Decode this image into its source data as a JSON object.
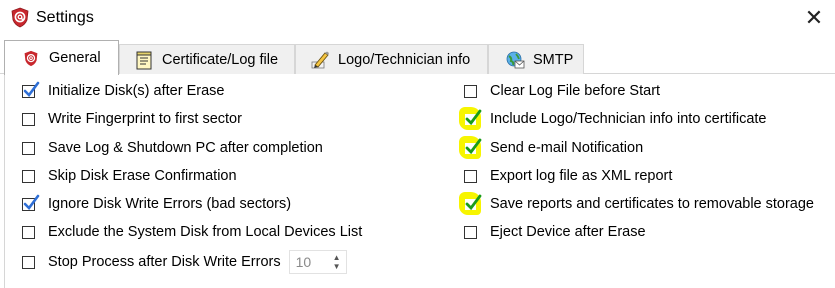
{
  "window": {
    "title": "Settings",
    "close_glyph": "✕",
    "app_icon": "shield-at-icon"
  },
  "tabs": [
    {
      "label": "General",
      "icon": "shield-at-icon",
      "active": true
    },
    {
      "label": "Certificate/Log file",
      "icon": "notepad-icon",
      "active": false
    },
    {
      "label": "Logo/Technician info",
      "icon": "pen-icon",
      "active": false
    },
    {
      "label": "SMTP",
      "icon": "globe-mail-icon",
      "active": false
    }
  ],
  "left_options": [
    {
      "label": "Initialize Disk(s) after Erase",
      "checked": true,
      "highlighted": false
    },
    {
      "label": "Write Fingerprint to first sector",
      "checked": false,
      "highlighted": false
    },
    {
      "label": "Save Log & Shutdown PC after completion",
      "checked": false,
      "highlighted": false
    },
    {
      "label": "Skip Disk Erase Confirmation",
      "checked": false,
      "highlighted": false
    },
    {
      "label": "Ignore Disk Write Errors (bad sectors)",
      "checked": true,
      "highlighted": false
    },
    {
      "label": "Exclude the System Disk from Local Devices List",
      "checked": false,
      "highlighted": false
    },
    {
      "label": "Stop Process after Disk Write Errors",
      "checked": false,
      "highlighted": false
    }
  ],
  "right_options": [
    {
      "label": "Clear Log File before Start",
      "checked": false,
      "highlighted": false
    },
    {
      "label": "Include Logo/Technician info into certificate",
      "checked": true,
      "highlighted": true
    },
    {
      "label": "Send e-mail Notification",
      "checked": true,
      "highlighted": true
    },
    {
      "label": "Export log file as XML report",
      "checked": false,
      "highlighted": false
    },
    {
      "label": "Save reports and certificates to removable storage",
      "checked": true,
      "highlighted": true
    },
    {
      "label": "Eject Device after Erase",
      "checked": false,
      "highlighted": false
    }
  ],
  "stop_errors_spin": {
    "value": "10",
    "up_glyph": "▲",
    "down_glyph": "▼"
  },
  "colors": {
    "check_blue": "#2f6fd6",
    "check_green": "#1a9c1a",
    "highlight_yellow": "#f7f500",
    "brand_red": "#c8272d"
  }
}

------------------------------

→ **GOAL OF THE EXERCISE**
Copy every line of the data that holds the string "shield".

→ **COMPLETE RESPONSE**
    "app_icon": "shield-at-icon"
      "icon": "shield-at-icon",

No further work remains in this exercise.